╭─ STORED ROWS
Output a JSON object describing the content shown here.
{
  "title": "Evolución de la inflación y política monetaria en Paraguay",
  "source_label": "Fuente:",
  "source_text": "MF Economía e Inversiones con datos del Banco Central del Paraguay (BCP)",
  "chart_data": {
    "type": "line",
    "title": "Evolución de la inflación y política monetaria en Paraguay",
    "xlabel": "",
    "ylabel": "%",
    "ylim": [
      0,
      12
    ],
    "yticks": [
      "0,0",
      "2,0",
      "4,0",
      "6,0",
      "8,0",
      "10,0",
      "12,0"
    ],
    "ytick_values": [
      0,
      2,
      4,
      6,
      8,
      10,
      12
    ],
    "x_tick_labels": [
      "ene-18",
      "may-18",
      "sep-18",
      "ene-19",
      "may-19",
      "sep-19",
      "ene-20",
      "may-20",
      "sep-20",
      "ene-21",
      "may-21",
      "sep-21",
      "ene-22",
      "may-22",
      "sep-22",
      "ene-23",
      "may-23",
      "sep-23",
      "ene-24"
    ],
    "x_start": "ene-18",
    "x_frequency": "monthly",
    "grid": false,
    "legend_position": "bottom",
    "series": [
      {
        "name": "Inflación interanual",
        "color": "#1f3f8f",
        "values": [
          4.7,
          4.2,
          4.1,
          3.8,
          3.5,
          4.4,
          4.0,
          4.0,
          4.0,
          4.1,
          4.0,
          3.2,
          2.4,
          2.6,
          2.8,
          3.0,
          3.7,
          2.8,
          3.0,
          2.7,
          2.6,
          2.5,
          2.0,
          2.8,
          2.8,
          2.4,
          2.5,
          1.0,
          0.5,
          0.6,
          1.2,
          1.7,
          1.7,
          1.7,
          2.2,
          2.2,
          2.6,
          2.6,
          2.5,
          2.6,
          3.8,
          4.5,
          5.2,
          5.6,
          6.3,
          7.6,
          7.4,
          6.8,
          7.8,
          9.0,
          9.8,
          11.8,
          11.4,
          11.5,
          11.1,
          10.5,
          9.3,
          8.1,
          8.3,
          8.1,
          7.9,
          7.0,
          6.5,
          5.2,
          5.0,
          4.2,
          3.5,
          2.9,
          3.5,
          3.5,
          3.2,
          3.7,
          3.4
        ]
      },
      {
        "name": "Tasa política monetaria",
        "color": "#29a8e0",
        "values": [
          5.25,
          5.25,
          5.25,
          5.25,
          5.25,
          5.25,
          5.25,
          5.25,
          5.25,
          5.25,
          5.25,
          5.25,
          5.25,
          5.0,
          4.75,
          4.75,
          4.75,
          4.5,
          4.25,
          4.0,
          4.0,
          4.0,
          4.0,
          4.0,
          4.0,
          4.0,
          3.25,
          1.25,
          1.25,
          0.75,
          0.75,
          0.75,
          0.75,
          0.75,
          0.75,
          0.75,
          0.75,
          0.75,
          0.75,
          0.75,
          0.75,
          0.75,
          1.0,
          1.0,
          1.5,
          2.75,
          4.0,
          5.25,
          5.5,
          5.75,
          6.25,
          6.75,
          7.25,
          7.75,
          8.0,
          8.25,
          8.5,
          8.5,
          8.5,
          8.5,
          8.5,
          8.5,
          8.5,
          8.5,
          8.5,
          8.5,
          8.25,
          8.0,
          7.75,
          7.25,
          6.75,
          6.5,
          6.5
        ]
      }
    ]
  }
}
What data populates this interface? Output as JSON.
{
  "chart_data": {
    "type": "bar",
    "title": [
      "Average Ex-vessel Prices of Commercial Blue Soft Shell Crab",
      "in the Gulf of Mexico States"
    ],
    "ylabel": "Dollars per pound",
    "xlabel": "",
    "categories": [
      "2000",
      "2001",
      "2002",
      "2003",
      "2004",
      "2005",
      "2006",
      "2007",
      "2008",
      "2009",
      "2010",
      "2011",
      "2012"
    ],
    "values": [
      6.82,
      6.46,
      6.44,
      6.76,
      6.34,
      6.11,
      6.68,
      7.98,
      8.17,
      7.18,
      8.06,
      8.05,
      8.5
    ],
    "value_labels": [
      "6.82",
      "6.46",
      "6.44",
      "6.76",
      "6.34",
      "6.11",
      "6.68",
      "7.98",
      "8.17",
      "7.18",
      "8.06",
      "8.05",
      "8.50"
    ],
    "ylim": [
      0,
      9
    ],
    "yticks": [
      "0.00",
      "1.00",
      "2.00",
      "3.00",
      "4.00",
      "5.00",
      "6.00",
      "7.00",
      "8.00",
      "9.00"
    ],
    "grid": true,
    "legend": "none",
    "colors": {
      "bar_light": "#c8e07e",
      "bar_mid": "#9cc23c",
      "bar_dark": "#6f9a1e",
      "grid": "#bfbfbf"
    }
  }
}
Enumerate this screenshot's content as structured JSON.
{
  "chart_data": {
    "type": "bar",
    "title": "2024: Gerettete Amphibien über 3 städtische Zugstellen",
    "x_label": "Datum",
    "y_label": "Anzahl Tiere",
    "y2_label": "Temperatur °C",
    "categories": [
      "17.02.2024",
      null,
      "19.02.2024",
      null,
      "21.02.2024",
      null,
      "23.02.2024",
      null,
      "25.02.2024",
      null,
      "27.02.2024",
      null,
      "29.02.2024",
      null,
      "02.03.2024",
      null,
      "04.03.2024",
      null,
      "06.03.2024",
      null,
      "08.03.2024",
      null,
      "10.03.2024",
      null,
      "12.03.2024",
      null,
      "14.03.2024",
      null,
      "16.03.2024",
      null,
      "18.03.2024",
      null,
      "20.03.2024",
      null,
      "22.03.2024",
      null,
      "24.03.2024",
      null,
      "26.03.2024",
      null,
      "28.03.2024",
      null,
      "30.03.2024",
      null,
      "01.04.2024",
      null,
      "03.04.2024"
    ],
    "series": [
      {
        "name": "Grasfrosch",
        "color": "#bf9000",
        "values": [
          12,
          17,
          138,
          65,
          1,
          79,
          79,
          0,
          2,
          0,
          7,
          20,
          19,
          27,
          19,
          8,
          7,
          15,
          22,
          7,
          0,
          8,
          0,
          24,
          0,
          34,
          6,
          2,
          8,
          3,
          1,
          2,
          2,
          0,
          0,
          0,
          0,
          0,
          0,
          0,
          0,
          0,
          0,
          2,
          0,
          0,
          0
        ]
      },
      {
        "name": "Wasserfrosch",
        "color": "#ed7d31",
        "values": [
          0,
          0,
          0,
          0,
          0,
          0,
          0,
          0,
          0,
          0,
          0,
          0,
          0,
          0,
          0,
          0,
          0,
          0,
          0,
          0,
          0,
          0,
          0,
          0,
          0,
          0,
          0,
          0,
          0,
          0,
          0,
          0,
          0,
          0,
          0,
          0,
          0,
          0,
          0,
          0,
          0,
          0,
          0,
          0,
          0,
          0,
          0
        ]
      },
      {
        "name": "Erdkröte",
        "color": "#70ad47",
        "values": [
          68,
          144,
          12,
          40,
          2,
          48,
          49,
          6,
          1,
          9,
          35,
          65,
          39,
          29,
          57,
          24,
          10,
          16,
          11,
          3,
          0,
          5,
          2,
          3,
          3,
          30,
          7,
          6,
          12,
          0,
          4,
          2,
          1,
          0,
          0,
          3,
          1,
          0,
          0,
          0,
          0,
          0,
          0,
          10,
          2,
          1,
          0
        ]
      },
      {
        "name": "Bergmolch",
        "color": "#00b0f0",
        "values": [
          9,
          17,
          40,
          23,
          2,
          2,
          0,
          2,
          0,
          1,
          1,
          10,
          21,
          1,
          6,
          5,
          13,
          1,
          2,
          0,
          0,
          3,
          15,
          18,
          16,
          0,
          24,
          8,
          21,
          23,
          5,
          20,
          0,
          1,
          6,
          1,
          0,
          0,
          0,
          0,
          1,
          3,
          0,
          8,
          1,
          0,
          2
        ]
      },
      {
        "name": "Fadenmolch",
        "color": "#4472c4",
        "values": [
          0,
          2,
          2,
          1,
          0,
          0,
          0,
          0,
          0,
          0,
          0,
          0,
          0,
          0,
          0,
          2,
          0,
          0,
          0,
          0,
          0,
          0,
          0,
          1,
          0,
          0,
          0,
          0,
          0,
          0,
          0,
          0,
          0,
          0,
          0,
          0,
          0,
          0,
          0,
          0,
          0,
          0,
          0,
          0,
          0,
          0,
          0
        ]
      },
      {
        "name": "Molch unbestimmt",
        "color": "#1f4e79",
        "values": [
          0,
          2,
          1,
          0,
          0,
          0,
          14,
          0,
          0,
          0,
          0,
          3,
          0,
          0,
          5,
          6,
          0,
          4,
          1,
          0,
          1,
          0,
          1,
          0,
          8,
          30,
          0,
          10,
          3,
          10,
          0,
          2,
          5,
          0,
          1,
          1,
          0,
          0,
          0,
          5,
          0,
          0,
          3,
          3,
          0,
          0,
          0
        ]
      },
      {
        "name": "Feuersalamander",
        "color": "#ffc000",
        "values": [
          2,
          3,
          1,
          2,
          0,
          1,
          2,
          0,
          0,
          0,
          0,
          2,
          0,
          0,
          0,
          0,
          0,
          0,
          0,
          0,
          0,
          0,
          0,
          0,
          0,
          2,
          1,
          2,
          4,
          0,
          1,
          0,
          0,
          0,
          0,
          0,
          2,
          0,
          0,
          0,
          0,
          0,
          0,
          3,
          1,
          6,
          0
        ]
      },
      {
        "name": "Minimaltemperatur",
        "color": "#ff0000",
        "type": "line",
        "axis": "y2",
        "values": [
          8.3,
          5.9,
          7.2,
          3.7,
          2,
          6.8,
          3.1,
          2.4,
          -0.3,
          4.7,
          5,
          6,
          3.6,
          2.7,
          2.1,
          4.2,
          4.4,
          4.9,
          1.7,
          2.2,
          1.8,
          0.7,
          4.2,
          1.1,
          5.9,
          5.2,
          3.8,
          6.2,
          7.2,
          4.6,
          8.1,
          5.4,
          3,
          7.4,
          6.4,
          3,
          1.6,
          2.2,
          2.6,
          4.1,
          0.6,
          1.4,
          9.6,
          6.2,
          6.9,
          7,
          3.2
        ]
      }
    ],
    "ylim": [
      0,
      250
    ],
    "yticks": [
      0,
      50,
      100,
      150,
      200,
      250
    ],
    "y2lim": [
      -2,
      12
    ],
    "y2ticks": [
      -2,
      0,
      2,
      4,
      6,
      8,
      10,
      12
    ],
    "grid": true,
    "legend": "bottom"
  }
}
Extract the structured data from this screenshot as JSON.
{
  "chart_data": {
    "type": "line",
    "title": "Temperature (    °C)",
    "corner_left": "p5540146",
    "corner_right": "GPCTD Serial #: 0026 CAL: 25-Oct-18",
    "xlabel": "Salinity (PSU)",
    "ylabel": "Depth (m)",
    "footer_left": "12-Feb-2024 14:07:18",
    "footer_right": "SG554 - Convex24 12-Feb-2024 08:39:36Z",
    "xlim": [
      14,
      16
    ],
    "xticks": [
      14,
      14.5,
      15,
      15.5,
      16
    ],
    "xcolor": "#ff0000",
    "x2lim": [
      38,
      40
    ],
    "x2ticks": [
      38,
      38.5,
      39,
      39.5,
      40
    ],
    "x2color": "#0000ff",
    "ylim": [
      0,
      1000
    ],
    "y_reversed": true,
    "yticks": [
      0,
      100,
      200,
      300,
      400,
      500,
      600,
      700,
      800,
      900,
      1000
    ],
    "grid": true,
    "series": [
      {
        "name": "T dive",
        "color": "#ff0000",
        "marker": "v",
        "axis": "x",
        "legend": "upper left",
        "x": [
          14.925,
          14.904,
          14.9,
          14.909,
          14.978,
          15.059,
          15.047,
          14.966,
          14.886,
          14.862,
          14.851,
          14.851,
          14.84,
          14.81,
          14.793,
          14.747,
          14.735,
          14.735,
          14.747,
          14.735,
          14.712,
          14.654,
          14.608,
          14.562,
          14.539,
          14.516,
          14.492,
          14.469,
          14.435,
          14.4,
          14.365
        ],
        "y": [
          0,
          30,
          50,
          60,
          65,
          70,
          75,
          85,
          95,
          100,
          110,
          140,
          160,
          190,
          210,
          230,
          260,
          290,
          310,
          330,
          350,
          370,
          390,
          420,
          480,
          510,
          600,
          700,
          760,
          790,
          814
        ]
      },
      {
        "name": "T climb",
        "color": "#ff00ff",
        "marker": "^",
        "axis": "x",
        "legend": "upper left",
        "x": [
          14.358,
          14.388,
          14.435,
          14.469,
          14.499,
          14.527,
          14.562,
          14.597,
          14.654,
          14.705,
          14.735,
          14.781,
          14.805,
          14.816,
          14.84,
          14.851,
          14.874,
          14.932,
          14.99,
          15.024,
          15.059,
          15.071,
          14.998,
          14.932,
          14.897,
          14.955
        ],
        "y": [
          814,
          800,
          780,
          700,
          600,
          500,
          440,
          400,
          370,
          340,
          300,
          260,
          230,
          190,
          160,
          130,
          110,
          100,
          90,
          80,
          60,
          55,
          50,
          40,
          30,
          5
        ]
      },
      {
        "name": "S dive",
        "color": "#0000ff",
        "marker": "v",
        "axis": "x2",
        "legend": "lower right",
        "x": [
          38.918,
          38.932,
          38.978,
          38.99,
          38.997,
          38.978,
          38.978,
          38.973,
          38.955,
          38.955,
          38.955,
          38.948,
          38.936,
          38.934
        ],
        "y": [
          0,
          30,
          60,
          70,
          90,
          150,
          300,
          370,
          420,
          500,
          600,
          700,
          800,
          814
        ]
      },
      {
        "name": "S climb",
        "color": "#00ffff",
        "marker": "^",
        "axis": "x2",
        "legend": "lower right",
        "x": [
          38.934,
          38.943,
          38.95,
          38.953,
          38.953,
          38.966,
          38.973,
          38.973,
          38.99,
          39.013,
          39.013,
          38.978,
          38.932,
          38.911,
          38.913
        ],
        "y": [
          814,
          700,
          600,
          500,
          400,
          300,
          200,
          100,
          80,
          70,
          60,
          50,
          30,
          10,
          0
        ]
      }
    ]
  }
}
╰─
§ TASK
Of the lines above, how many contain the string "Evolución"? Only the number is required.

§ THE ANSWER
2